◆ **Stated task**
Find every line in the records below that contains the word "their", and copy each such line.

── Records provided

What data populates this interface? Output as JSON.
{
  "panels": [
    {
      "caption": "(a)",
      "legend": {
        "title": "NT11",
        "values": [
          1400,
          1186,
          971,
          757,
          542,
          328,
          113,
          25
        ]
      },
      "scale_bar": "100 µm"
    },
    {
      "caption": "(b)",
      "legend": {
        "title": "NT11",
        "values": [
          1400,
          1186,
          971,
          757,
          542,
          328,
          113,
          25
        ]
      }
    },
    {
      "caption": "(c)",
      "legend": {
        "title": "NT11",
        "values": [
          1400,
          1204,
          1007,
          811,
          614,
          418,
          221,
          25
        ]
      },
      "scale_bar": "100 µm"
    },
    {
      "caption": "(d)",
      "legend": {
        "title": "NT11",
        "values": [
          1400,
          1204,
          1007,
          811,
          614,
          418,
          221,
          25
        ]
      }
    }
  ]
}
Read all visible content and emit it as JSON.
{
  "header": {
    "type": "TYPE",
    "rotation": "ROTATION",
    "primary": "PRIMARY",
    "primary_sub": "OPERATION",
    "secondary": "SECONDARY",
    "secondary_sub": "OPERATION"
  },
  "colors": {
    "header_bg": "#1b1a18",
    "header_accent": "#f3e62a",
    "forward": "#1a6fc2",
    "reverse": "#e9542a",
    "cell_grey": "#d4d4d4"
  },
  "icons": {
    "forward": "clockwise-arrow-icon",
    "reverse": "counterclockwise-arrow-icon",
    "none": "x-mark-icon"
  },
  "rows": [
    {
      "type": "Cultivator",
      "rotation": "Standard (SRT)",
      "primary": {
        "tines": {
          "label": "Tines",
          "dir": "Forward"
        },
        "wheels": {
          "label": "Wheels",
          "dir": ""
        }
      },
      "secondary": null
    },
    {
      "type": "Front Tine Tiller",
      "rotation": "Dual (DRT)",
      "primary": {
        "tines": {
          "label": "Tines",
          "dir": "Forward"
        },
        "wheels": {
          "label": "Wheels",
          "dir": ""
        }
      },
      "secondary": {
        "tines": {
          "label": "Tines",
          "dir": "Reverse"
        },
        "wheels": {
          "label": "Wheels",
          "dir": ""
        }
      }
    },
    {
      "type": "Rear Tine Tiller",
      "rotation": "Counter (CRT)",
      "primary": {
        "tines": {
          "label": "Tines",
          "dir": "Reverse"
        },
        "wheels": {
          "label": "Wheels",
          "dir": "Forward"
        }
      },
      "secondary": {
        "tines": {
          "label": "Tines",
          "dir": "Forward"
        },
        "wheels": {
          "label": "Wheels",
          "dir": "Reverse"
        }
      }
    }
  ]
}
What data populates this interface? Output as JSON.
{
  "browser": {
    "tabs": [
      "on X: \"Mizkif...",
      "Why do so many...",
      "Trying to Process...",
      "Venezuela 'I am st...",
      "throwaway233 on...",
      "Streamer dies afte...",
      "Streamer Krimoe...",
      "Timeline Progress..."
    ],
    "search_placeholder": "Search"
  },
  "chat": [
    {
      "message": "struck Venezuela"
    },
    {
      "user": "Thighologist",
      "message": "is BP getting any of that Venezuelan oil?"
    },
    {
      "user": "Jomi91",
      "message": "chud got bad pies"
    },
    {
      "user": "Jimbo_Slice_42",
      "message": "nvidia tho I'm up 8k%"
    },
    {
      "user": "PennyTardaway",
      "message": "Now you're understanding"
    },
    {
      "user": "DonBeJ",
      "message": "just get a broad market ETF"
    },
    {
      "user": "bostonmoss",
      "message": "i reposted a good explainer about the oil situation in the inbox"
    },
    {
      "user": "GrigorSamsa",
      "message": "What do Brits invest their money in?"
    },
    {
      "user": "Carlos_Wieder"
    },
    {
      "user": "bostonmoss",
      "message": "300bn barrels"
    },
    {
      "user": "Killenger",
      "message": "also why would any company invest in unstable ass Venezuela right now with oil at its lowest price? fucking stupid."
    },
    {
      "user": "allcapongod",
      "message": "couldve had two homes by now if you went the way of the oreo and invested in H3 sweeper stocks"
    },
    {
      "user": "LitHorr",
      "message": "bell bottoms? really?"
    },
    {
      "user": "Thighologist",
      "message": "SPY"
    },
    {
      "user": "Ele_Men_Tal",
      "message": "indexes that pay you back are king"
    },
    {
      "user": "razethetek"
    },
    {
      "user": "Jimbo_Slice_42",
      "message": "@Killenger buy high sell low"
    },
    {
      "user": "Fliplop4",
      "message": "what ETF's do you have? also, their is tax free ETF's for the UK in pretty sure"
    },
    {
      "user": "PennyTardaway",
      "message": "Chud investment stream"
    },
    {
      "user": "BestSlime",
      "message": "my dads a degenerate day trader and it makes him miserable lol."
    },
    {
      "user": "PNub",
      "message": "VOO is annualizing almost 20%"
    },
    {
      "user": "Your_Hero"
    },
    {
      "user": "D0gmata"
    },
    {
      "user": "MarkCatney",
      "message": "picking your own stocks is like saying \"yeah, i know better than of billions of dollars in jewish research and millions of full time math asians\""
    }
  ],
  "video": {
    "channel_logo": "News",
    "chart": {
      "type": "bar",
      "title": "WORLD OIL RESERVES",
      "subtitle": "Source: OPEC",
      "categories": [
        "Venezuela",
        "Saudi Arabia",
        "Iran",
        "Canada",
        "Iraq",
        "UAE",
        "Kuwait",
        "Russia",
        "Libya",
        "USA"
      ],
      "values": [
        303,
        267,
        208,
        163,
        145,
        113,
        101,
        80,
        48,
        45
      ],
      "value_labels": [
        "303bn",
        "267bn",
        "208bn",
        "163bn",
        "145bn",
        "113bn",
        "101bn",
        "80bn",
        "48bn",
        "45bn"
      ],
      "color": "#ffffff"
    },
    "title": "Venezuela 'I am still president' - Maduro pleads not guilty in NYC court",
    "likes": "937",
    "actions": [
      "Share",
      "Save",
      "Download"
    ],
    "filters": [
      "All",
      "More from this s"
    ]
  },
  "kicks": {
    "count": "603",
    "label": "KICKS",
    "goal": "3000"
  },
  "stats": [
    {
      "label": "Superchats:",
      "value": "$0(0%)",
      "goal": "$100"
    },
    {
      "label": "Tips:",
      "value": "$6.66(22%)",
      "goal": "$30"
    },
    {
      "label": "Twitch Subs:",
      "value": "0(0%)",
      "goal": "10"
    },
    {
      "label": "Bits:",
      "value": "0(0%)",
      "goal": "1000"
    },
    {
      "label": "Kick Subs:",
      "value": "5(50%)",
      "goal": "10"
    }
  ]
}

────

◆ **Response for this exercise**
      "message": "What do Brits invest their money in?"
      "message": "what ETF's do you have? also, their is tax free ETF's for the UK in pretty sure"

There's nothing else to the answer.